---------- Material for the task ----------

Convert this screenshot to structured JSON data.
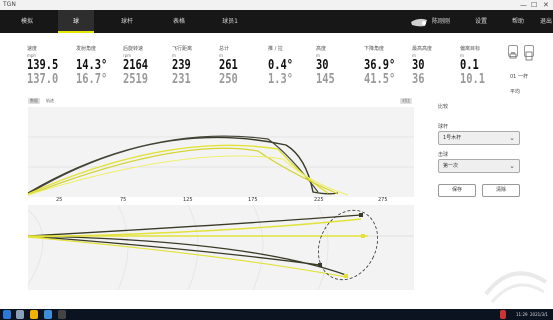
{
  "titlebar": {
    "title": "TGN",
    "controls": [
      "—",
      "☐",
      "✕"
    ]
  },
  "nav": {
    "tabs": [
      "模拟",
      "球",
      "球杆",
      "表格",
      "球员1"
    ],
    "active_index": 1,
    "right_name": "陈刚刚",
    "right_items": [
      "设置",
      "帮助",
      "退出"
    ]
  },
  "metrics": [
    {
      "label": "速度",
      "unit": "mph",
      "value": "139.5",
      "value2": "137.0"
    },
    {
      "label": "发射角度",
      "unit": "",
      "value": "14.3°",
      "value2": "16.7°"
    },
    {
      "label": "后旋转速",
      "unit": "rpm",
      "value": "2164",
      "value2": "2519"
    },
    {
      "label": "飞行距离",
      "unit": "m",
      "value": "239",
      "value2": "231"
    },
    {
      "label": "总计",
      "unit": "m",
      "value": "261",
      "value2": "250"
    },
    {
      "label": "推 / 拉",
      "unit": "",
      "value": "0.4°",
      "value2": "1.3°"
    },
    {
      "label": "高度",
      "unit": "m",
      "value": "30",
      "value2": "145"
    },
    {
      "label": "下降角度",
      "unit": "",
      "value": "36.9°",
      "value2": "41.5°"
    },
    {
      "label": "最高高度",
      "unit": "m",
      "value": "30",
      "value2": "36"
    },
    {
      "label": "偏离目标",
      "unit": "m",
      "value": "0.1",
      "value2": "10.1"
    }
  ],
  "extras": {
    "a": "01 一杆",
    "b": "平均"
  },
  "chart_tags": {
    "left1": "数据",
    "left2": "轨迹",
    "right": "对比"
  },
  "x_ticks": [
    "25",
    "75",
    "125",
    "175",
    "225",
    "275"
  ],
  "panel": {
    "title": "比较",
    "select1_label": "球杆",
    "select1_value": "1号木杆",
    "select2_label": "击球",
    "select2_value": "第一次",
    "btn_save": "保存",
    "btn_clear": "清除"
  },
  "taskbar": {
    "time": "11:29",
    "date": "2021/3/1"
  },
  "colors": {
    "nav_bg": "#171717",
    "accent": "#e6e600",
    "trace_dark": "#3a3a28",
    "trace_yellow": "#e2e23a"
  }
}
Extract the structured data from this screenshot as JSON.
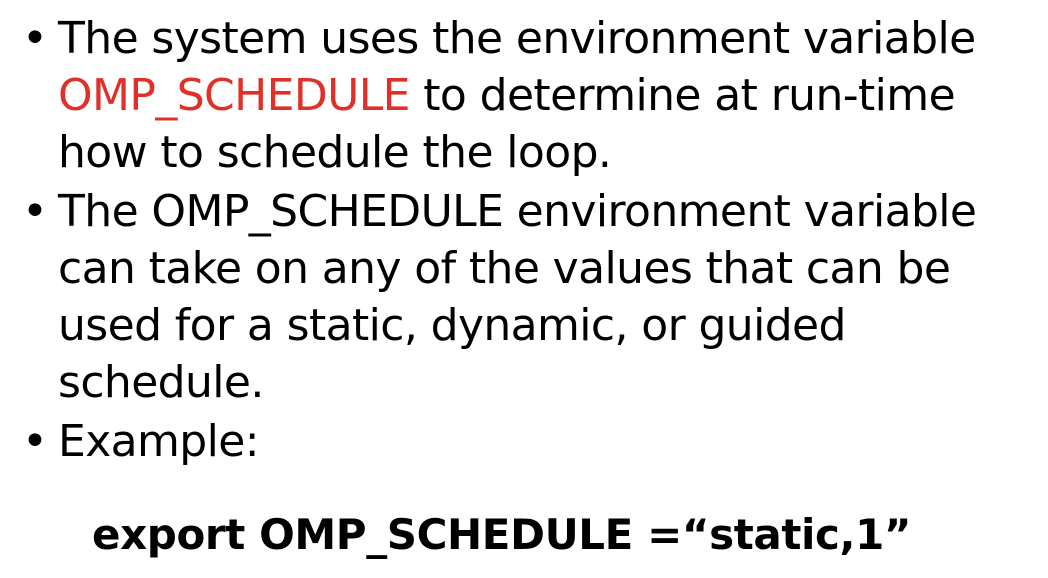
{
  "bullets": [
    {
      "before": "The system uses the environment variable ",
      "highlight": "OMP_SCHEDULE",
      "after": " to determine at run-time how to schedule the loop."
    },
    {
      "text": "The OMP_SCHEDULE environment variable can take on any of the values that can be used for a static, dynamic, or guided schedule."
    },
    {
      "text": "Example:"
    }
  ],
  "bullet_symbol": "•",
  "code": "export OMP_SCHEDULE =“static,1”",
  "colors": {
    "highlight": "#e0302a",
    "text": "#000000",
    "background": "#ffffff"
  }
}
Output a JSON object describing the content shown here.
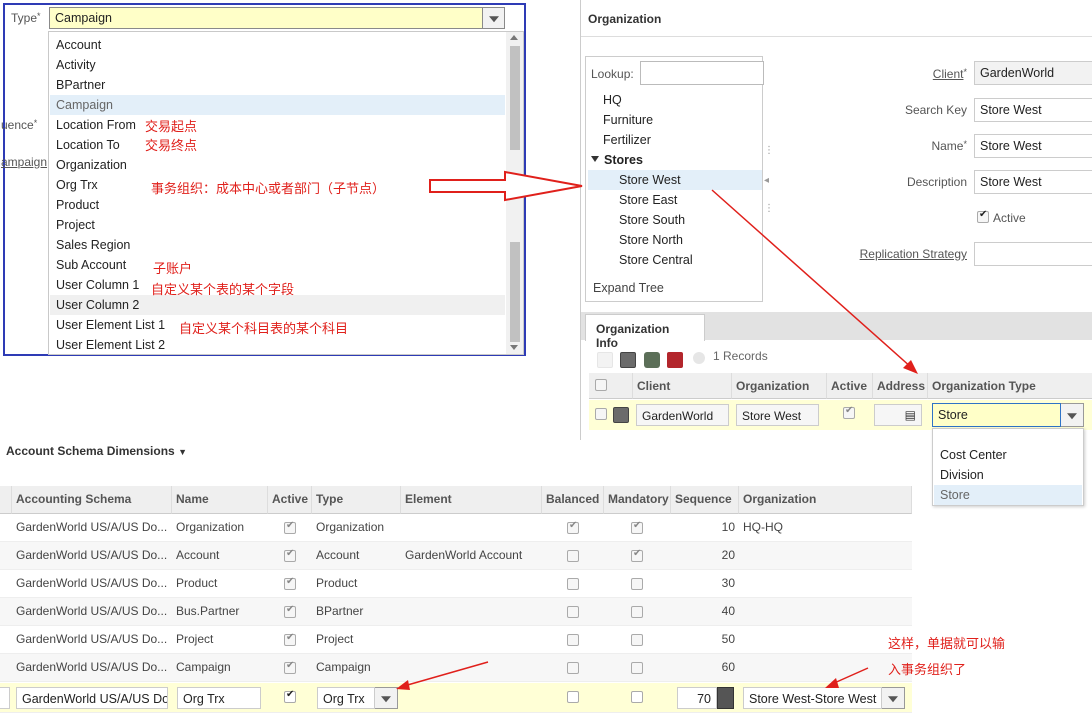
{
  "type_field": {
    "label": "Type",
    "required_mark": "*",
    "value": "Campaign",
    "options": [
      "Account",
      "Activity",
      "BPartner",
      "Campaign",
      "Location From",
      "Location To",
      "Organization",
      "Org Trx",
      "Product",
      "Project",
      "Sales Region",
      "Sub Account",
      "User Column 1",
      "User Column 2",
      "User Element List 1",
      "User Element List 2"
    ],
    "selected_option": "Campaign",
    "side_labels": {
      "sequence": "uence",
      "campaign": "ampaign"
    }
  },
  "annotations": {
    "location_from": "交易起点",
    "location_to": "交易终点",
    "org_trx": "事务组织：成本中心或者部门（子节点）",
    "sub_account": "子账户",
    "user_column": "自定义某个表的某个字段",
    "user_element_list": "自定义某个科目表的某个科目",
    "conclusion_line1": "这样，单据就可以输",
    "conclusion_line2": "入事务组织了"
  },
  "org_panel": {
    "title": "Organization",
    "lookup_label": "Lookup:",
    "lookup_value": "",
    "tree": [
      "HQ",
      "Furniture",
      "Fertilizer",
      "Stores",
      "Store West",
      "Store East",
      "Store South",
      "Store North",
      "Store Central"
    ],
    "tree_selected": "Store West",
    "expand_tree": "Expand Tree",
    "form": {
      "client_label": "Client",
      "client_value": "GardenWorld",
      "search_key_label": "Search Key",
      "search_key_value": "Store West",
      "name_label": "Name",
      "name_value": "Store West",
      "description_label": "Description",
      "description_value": "Store West",
      "active_label": "Active",
      "replication_label": "Replication Strategy",
      "replication_value": ""
    },
    "info_tab": "Organization Info",
    "records": "1 Records",
    "grid_headers": [
      "Client",
      "Organization",
      "Active",
      "Address",
      "Organization Type"
    ],
    "grid_row": {
      "client": "GardenWorld",
      "organization": "Store West",
      "org_type": "Store"
    },
    "org_type_options": [
      "Cost Center",
      "Division",
      "Store"
    ],
    "org_type_selected": "Store"
  },
  "dimensions": {
    "title": "Account Schema Dimensions",
    "headers": [
      "Accounting Schema",
      "Name",
      "Active",
      "Type",
      "Element",
      "Balanced",
      "Mandatory",
      "Sequence",
      "Organization"
    ],
    "rows": [
      {
        "schema": "GardenWorld US/A/US Do...",
        "name": "Organization",
        "type": "Organization",
        "element": "",
        "balanced": true,
        "mandatory": true,
        "sequence": "10",
        "organization": "HQ-HQ"
      },
      {
        "schema": "GardenWorld US/A/US Do...",
        "name": "Account",
        "type": "Account",
        "element": "GardenWorld Account",
        "balanced": false,
        "mandatory": true,
        "sequence": "20",
        "organization": ""
      },
      {
        "schema": "GardenWorld US/A/US Do...",
        "name": "Product",
        "type": "Product",
        "element": "",
        "balanced": false,
        "mandatory": false,
        "sequence": "30",
        "organization": ""
      },
      {
        "schema": "GardenWorld US/A/US Do...",
        "name": "Bus.Partner",
        "type": "BPartner",
        "element": "",
        "balanced": false,
        "mandatory": false,
        "sequence": "40",
        "organization": ""
      },
      {
        "schema": "GardenWorld US/A/US Do...",
        "name": "Project",
        "type": "Project",
        "element": "",
        "balanced": false,
        "mandatory": false,
        "sequence": "50",
        "organization": ""
      },
      {
        "schema": "GardenWorld US/A/US Do...",
        "name": "Campaign",
        "type": "Campaign",
        "element": "",
        "balanced": false,
        "mandatory": false,
        "sequence": "60",
        "organization": ""
      }
    ],
    "edit_row": {
      "schema": "GardenWorld US/A/US Do",
      "name": "Org Trx",
      "type": "Org Trx",
      "sequence": "70",
      "organization": "Store West-Store West"
    }
  },
  "colors": {
    "panel_border": "#2e3bb5",
    "annotation": "#e0201b",
    "selection": "#e3eff9",
    "edit_row": "#ffffd6",
    "required_input": "#ffffc8"
  }
}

----------

» **What is asked**
Exclude the pictures, and transcribe all of the material exactly.

» **Output of the task**
Convert this screenshot to structured JSON data.
{
  "titlebar": {
    "title": "TGN",
    "controls": [
      "—",
      "☐",
      "✕"
    ]
  },
  "nav": {
    "tabs": [
      "模拟",
      "球",
      "球杆",
      "表格",
      "球员1"
    ],
    "active_index": 1,
    "right_name": "陈刚刚",
    "right_items": [
      "设置",
      "帮助",
      "退出"
    ]
  },
  "metrics": [
    {
      "label": "速度",
      "unit": "mph",
      "value": "139.5",
      "value2": "137.0"
    },
    {
      "label": "发射角度",
      "unit": "",
      "value": "14.3°",
      "value2": "16.7°"
    },
    {
      "label": "后旋转速",
      "unit": "rpm",
      "value": "2164",
      "value2": "2519"
    },
    {
      "label": "飞行距离",
      "unit": "m",
      "value": "239",
      "value2": "231"
    },
    {
      "label": "总计",
      "unit": "m",
      "value": "261",
      "value2": "250"
    },
    {
      "label": "推 / 拉",
      "unit": "",
      "value": "0.4°",
      "value2": "1.3°"
    },
    {
      "label": "高度",
      "unit": "m",
      "value": "30",
      "value2": "145"
    },
    {
      "label": "下降角度",
      "unit": "",
      "value": "36.9°",
      "value2": "41.5°"
    },
    {
      "label": "最高高度",
      "unit": "m",
      "value": "30",
      "value2": "36"
    },
    {
      "label": "偏离目标",
      "unit": "m",
      "value": "0.1",
      "value2": "10.1"
    }
  ],
  "extras": {
    "a": "01 一杆",
    "b": "平均"
  },
  "chart_tags": {
    "left1": "数据",
    "left2": "轨迹",
    "right": "对比"
  },
  "x_ticks": [
    "25",
    "75",
    "125",
    "175",
    "225",
    "275"
  ],
  "panel": {
    "title": "比较",
    "select1_label": "球杆",
    "select1_value": "1号木杆",
    "select2_label": "击球",
    "select2_value": "第一次",
    "btn_save": "保存",
    "btn_clear": "清除"
  },
  "taskbar": {
    "time": "11:29",
    "date": "2021/3/1"
  },
  "colors": {
    "nav_bg": "#171717",
    "accent": "#e6e600",
    "trace_dark": "#3a3a28",
    "trace_yellow": "#e2e23a"
  }
}
Extract the structured data from this screenshot as JSON.
{
  "bullets": [
    {
      "before": "The system uses the environment variable ",
      "highlight": "OMP_SCHEDULE",
      "after": " to determine at run-time how to schedule the loop."
    },
    {
      "text": "The OMP_SCHEDULE environment variable can take on any of the values that can be used for a static, dynamic, or guided schedule."
    },
    {
      "text": "Example:"
    }
  ],
  "bullet_symbol": "•",
  "code": "export OMP_SCHEDULE =“static,1”",
  "colors": {
    "highlight": "#e0302a",
    "text": "#000000",
    "background": "#ffffff"
  }
}
Output a JSON object describing the content shown here.
{
  "type_field": {
    "label": "Type",
    "required_mark": "*",
    "value": "Campaign",
    "options": [
      "Account",
      "Activity",
      "BPartner",
      "Campaign",
      "Location From",
      "Location To",
      "Organization",
      "Org Trx",
      "Product",
      "Project",
      "Sales Region",
      "Sub Account",
      "User Column 1",
      "User Column 2",
      "User Element List 1",
      "User Element List 2"
    ],
    "selected_option": "Campaign",
    "side_labels": {
      "sequence": "uence",
      "campaign": "ampaign"
    }
  },
  "annotations": {
    "location_from": "交易起点",
    "location_to": "交易终点",
    "org_trx": "事务组织：成本中心或者部门（子节点）",
    "sub_account": "子账户",
    "user_column": "自定义某个表的某个字段",
    "user_element_list": "自定义某个科目表的某个科目",
    "conclusion_line1": "这样，单据就可以输",
    "conclusion_line2": "入事务组织了"
  },
  "org_panel": {
    "title": "Organization",
    "lookup_label": "Lookup:",
    "lookup_value": "",
    "tree": [
      "HQ",
      "Furniture",
      "Fertilizer",
      "Stores",
      "Store West",
      "Store East",
      "Store South",
      "Store North",
      "Store Central"
    ],
    "tree_selected": "Store West",
    "expand_tree": "Expand Tree",
    "form": {
      "client_label": "Client",
      "client_value": "GardenWorld",
      "search_key_label": "Search Key",
      "search_key_value": "Store West",
      "name_label": "Name",
      "name_value": "Store West",
      "description_label": "Description",
      "description_value": "Store West",
      "active_label": "Active",
      "replication_label": "Replication Strategy",
      "replication_value": ""
    },
    "info_tab": "Organization Info",
    "records": "1 Records",
    "grid_headers": [
      "Client",
      "Organization",
      "Active",
      "Address",
      "Organization Type"
    ],
    "grid_row": {
      "client": "GardenWorld",
      "organization": "Store West",
      "org_type": "Store"
    },
    "org_type_options": [
      "Cost Center",
      "Division",
      "Store"
    ],
    "org_type_selected": "Store"
  },
  "dimensions": {
    "title": "Account Schema Dimensions",
    "headers": [
      "Accounting Schema",
      "Name",
      "Active",
      "Type",
      "Element",
      "Balanced",
      "Mandatory",
      "Sequence",
      "Organization"
    ],
    "rows": [
      {
        "schema": "GardenWorld US/A/US Do...",
        "name": "Organization",
        "type": "Organization",
        "element": "",
        "balanced": true,
        "mandatory": true,
        "sequence": "10",
        "organization": "HQ-HQ"
      },
      {
        "schema": "GardenWorld US/A/US Do...",
        "name": "Account",
        "type": "Account",
        "element": "GardenWorld Account",
        "balanced": false,
        "mandatory": true,
        "sequence": "20",
        "organization": ""
      },
      {
        "schema": "GardenWorld US/A/US Do...",
        "name": "Product",
        "type": "Product",
        "element": "",
        "balanced": false,
        "mandatory": false,
        "sequence": "30",
        "organization": ""
      },
      {
        "schema": "GardenWorld US/A/US Do...",
        "name": "Bus.Partner",
        "type": "BPartner",
        "element": "",
        "balanced": false,
        "mandatory": false,
        "sequence": "40",
        "organization": ""
      },
      {
        "schema": "GardenWorld US/A/US Do...",
        "name": "Project",
        "type": "Project",
        "element": "",
        "balanced": false,
        "mandatory": false,
        "sequence": "50",
        "organization": ""
      },
      {
        "schema": "GardenWorld US/A/US Do...",
        "name": "Campaign",
        "type": "Campaign",
        "element": "",
        "balanced": false,
        "mandatory": false,
        "sequence": "60",
        "organization": ""
      }
    ],
    "edit_row": {
      "schema": "GardenWorld US/A/US Do",
      "name": "Org Trx",
      "type": "Org Trx",
      "sequence": "70",
      "organization": "Store West-Store West"
    }
  },
  "colors": {
    "panel_border": "#2e3bb5",
    "annotation": "#e0201b",
    "selection": "#e3eff9",
    "edit_row": "#ffffd6",
    "required_input": "#ffffc8"
  }
}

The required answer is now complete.